◆ Challenge ◆
In the records below, find each line containing the word "conversations" and copy it.

• • •

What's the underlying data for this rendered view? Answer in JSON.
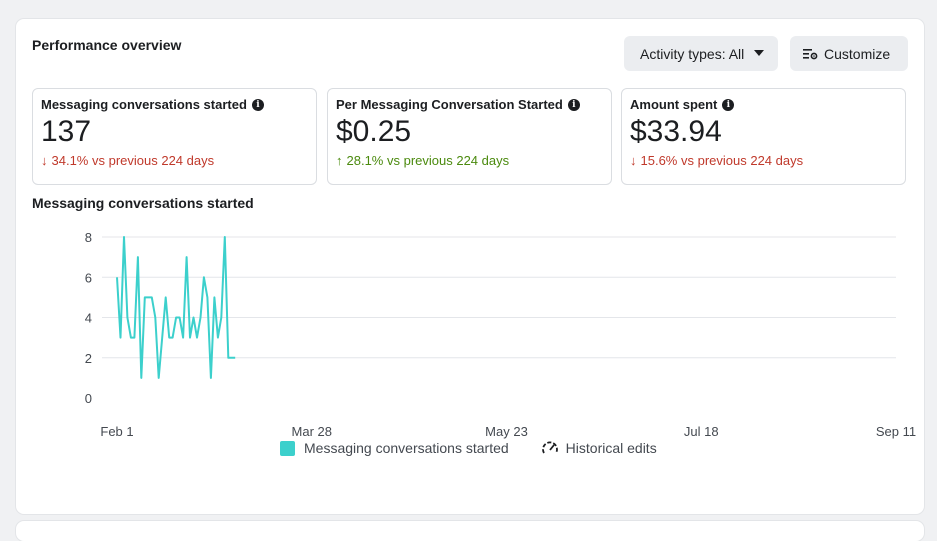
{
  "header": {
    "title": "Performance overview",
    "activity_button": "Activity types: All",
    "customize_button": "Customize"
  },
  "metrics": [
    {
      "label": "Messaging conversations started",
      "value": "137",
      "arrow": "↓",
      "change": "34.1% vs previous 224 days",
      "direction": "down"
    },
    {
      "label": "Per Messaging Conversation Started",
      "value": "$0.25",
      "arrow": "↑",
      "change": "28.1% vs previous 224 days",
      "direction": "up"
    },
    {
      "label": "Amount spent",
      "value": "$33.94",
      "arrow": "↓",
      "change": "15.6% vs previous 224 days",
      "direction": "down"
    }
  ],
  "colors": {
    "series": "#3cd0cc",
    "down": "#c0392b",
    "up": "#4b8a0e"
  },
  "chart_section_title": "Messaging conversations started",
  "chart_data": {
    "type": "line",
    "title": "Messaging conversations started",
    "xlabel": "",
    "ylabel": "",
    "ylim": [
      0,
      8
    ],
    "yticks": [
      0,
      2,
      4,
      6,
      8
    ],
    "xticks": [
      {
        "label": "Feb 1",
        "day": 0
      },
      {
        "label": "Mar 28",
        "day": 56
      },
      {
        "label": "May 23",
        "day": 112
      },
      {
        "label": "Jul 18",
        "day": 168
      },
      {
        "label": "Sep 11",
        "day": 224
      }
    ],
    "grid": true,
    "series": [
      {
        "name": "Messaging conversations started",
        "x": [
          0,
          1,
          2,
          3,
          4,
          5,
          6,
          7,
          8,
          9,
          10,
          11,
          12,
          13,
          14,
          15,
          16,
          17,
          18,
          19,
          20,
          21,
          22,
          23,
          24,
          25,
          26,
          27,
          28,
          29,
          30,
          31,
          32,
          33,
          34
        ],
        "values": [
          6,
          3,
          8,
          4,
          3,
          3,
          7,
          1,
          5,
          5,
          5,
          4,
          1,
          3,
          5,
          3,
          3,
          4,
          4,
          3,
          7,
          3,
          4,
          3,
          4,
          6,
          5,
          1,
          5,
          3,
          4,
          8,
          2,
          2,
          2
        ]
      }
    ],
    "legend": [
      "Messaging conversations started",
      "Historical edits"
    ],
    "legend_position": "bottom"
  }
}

• • •

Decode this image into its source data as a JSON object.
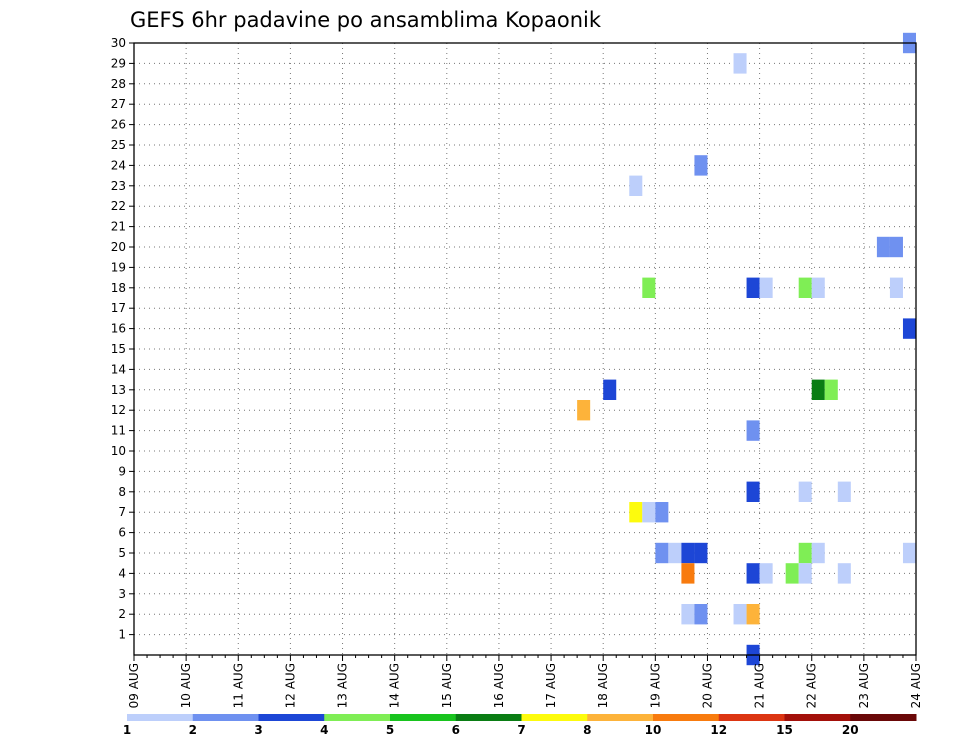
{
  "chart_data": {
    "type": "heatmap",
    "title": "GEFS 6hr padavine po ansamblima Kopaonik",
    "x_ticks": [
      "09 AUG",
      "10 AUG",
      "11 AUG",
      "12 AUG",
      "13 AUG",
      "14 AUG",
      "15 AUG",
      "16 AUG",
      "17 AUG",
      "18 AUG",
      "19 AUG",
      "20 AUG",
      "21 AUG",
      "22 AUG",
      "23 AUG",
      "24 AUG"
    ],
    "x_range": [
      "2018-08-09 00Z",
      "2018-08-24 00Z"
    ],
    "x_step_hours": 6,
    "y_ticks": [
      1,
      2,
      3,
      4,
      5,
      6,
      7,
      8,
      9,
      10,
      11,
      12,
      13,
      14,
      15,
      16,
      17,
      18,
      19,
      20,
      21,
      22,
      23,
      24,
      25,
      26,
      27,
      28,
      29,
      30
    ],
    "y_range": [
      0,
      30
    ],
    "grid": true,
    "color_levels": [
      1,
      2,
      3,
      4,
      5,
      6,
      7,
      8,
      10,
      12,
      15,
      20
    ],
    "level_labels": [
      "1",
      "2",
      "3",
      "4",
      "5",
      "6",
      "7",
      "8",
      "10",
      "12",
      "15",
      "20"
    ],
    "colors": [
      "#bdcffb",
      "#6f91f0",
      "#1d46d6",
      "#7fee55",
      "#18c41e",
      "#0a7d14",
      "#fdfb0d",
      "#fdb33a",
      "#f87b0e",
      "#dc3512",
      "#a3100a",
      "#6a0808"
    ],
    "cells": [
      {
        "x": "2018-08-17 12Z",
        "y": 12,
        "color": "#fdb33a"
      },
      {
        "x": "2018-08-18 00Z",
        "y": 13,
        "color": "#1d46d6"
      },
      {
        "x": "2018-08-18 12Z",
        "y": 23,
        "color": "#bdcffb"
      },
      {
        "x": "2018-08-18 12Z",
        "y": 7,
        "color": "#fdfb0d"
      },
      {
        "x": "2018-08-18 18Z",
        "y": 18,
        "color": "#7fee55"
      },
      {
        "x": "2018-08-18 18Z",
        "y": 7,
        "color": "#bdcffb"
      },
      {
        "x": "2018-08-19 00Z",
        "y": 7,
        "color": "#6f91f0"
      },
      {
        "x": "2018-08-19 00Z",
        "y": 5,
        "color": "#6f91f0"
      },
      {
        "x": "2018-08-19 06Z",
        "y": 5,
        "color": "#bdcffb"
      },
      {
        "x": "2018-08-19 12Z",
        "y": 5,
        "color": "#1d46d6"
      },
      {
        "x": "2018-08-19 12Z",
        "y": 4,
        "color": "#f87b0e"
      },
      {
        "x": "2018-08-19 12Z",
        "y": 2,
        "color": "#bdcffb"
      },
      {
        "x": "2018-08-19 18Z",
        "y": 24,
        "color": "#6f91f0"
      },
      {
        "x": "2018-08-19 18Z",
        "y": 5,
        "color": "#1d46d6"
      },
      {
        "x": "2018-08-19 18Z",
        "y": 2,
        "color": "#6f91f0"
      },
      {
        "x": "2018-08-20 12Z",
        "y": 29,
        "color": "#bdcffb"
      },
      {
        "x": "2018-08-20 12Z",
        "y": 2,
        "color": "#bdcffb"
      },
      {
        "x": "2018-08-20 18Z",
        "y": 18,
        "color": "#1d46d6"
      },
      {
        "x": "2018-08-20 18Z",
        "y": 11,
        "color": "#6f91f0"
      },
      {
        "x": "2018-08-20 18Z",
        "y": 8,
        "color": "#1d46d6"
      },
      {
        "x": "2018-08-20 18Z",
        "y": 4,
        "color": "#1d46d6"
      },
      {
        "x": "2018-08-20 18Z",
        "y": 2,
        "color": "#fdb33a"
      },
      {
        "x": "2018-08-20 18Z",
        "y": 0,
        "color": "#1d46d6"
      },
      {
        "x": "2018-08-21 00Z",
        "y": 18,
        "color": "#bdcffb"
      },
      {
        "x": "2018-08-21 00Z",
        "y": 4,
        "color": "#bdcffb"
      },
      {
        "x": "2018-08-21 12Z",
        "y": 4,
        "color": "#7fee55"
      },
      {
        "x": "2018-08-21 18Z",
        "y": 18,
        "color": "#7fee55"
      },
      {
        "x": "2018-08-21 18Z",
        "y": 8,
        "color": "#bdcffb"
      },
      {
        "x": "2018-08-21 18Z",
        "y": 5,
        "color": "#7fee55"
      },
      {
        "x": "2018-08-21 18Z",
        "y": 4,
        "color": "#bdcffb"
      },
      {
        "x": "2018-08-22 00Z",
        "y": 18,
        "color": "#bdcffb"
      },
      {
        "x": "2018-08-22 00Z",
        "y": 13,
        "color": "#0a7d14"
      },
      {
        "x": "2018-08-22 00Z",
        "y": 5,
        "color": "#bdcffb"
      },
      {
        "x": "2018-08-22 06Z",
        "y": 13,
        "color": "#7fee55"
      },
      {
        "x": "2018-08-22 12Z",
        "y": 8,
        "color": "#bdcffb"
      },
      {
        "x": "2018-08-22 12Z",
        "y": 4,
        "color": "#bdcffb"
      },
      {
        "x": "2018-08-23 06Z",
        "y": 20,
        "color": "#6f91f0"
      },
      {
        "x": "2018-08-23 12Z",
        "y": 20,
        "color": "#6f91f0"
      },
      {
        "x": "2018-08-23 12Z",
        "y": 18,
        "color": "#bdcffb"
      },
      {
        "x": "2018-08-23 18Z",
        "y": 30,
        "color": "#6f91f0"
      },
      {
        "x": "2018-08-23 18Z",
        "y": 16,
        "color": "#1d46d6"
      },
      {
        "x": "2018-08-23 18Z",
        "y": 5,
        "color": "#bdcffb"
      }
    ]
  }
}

• • •

◆ Full output ◆
      "label": "Messaging conversations started",
  "chart_section_title": "Messaging conversations started",
    "title": "Messaging conversations started",
        "name": "Messaging conversations started",
      "Messaging conversations started",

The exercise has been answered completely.